Second, the Advisory Committee proposes a change to Rule 702(d) to require the court to find that “the expert’s opinion reflects a reliable application of the principles and methods to the facts of the case.”  Currently, Rule 702(d) only requires that the court find that “the expert has reliably applied the principles and methods to the facts of the case.”  Although the word change is slight, it is meant to reflect the Advisory Committee’s view that “a trial judge must exercise gatekeeping authority with respect to the opinion ultimately expressed by a testifying expert.”  The rule change is not meant to lead courts to “nitpick” an expert opinion.  However, it is meant to prevent experts from “mak[ing] extravagant claims that are unsupported by the expert’s basis and methodology.”

 

We support both of these proposed amendments because they will provide needed clarity to litigants and courts that are addressing issues relating to expert testimony.  Rule 104(a) is meant to govern questions of preliminary admissibility and it does appear that not all courts are following this standard, perhaps because of the mixed message sent by the Daubert opinion.  In one recent study commissioned by an organization of defense attorneys, the authors concluded that 65% of federal opinions in 2020 that addressed admissibility under Rule 702 did not mention that the proponent of the evidence bears the burden of proving admissibility by a preponderance of the evidence.[1]  The authors also concluded that more than half of district courts are divided about whether to apply the preponderance standard.[2]  Even if these statistics overstate the problem, it is still concerning to read that some district court judges may not be applying the correct standard of admissibility.

Brief A: List every passage in the commentary on the proposed Rule 702 amendments that is enclosed in quotation marks.
Brief B:
Using the commentary on the proposed Rule 702 amendments, answer these:
(i) What does the current Rule 702(d) require the court to find?
(ii) What kind of organization commissioned the recent study the commentary cites?
(iii) According to that study, what share of federal opinions in 2020 addressing admissibility under Rule 702 did not mention the proponent's burden of proof?
Brief C: Continue the commentary on the proposed Rule 702 amendments from its final sentence.

Data section:

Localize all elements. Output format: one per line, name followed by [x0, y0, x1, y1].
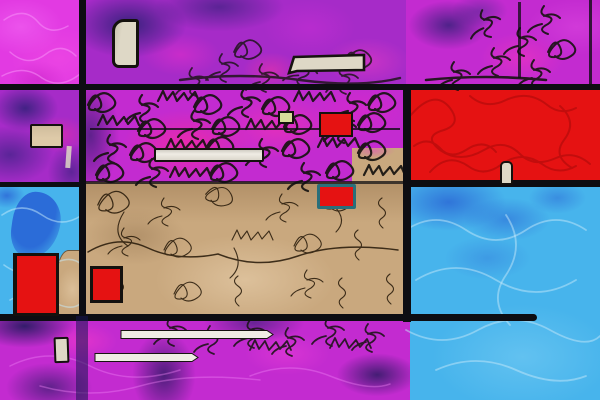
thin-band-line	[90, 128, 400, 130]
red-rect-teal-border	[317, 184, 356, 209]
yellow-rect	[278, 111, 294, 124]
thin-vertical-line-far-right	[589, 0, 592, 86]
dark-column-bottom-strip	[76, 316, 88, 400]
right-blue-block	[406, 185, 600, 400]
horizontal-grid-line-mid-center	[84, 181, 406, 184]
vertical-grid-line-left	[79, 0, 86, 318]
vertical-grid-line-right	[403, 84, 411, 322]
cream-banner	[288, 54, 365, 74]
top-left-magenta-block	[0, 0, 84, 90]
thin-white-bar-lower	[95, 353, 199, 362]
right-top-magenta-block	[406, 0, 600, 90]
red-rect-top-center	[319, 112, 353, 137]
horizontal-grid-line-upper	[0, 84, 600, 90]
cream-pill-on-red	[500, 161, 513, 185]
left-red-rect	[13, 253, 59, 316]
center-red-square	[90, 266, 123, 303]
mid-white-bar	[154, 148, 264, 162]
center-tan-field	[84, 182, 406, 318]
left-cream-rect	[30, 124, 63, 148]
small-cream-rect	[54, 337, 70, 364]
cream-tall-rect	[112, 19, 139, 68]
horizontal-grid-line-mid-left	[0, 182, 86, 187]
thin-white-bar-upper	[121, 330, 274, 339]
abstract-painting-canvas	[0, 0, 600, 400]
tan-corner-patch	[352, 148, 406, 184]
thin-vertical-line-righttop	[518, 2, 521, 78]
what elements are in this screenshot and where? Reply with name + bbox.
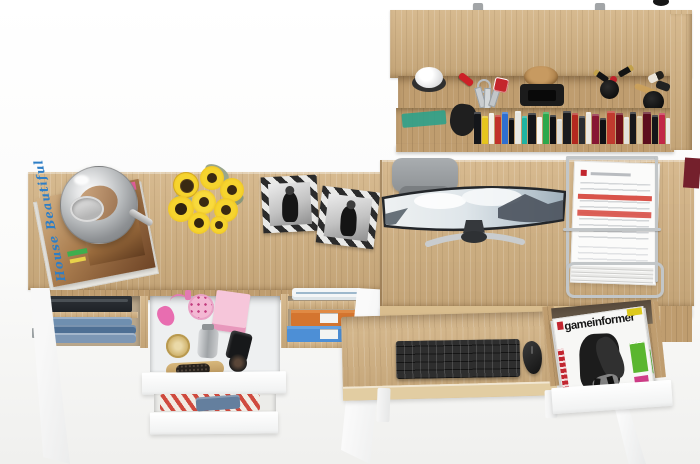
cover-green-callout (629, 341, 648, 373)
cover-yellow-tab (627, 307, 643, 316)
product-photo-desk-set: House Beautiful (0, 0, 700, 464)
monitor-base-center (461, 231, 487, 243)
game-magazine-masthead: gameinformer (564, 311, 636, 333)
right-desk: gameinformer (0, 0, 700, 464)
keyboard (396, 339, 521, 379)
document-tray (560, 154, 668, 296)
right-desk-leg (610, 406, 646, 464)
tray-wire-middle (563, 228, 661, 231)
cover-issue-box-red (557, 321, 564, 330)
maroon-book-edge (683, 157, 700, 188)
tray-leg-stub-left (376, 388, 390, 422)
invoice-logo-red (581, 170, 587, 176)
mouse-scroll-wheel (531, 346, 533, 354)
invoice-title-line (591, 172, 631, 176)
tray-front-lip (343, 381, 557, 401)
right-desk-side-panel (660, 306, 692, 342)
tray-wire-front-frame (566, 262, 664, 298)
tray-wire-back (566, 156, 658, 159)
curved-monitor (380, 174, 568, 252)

Final answer A:
- “the expert’s opinion reflects a reliable application of the principles and methods to the facts of the case.”
- “the expert has reliably applied the principles and methods to the facts of the case.”
- “a trial judge must exercise gatekeeping authority with respect to the opinion ultimately expressed by a testifying expert.”
- “nitpick”
- “mak[ing] extravagant claims that are unsupported by the expert’s basis and methodology.”

Final answer B:
(i) That “the expert has reliably applied the principles and methods to the facts of the case.”
(ii) An organization of defense attorneys.
(iii) 65%.

Final answer C:
 

With respect to the amendment of Rule 702(d), it is appropriate for the rules to confirm what Daubert and its progeny were meant to accomplish:  that judges act as gatekeepers who make sure that juries only hear from expert witnesses whose testimony meets a baseline standard.  Not everything is a matter of weight.  In recent years, the issue of “junk science” has been one of particular concern in criminal prosecutions, where there are concerns about the scientific validity of many types of “feature-comparison” methods of identification, such as those involving fingerprints, footwear and hair.[3]  Such expert testimony gives the impression of scientific certainty, and often leads to convictions later found to be unwarranted.  According to the Innocence Project, the misapplication of science contributed to 52% of wrongful convictions in Innocence Project cases, and false or misleading forensic evidence was a contributing factor in 24% of all wrongful convictions nationally.[4]  Before expert testimony is presented to the jury, a judge ought to make sure that the expert’s opinion reflects a reliable application of scientific principle.  As the Advisory Committee recognizes, “[f]orensic experts should avoid assertions of absolute or one hundred percent certainty . . . if the methodology is subjective and therefore potentially subject to error.”  The amendment to Rule 702(d) should reduce the incidence of incorrect jury determinations based on unreliable scientific opinion.

 

For these reasons, we support the proposed amendments to Rule 702 proposed by the Advisory Committee.

 

 

Federal Courts Committee

Harry Sandick, Chair

Drafting Subcommittee

Harry Sandick

Zachary Vaughan

David Toscano

Amy Nemetz

February 2022

 


Footnotes

[1]  Lawyers for Civil Justice, “Federal Rule of Evidence 702:  A One-Year Review and Study of Decisions in 2020,” at 2 (Sept. 30, 2021), https://www.lfcj.com/uploads/1/1/2/0/112061707/lcj_study_of_rule_702_decisions_from_2020_–_sept_30_2021.pdf (all websites last visited Feb. 10, 2022).

[2] Id.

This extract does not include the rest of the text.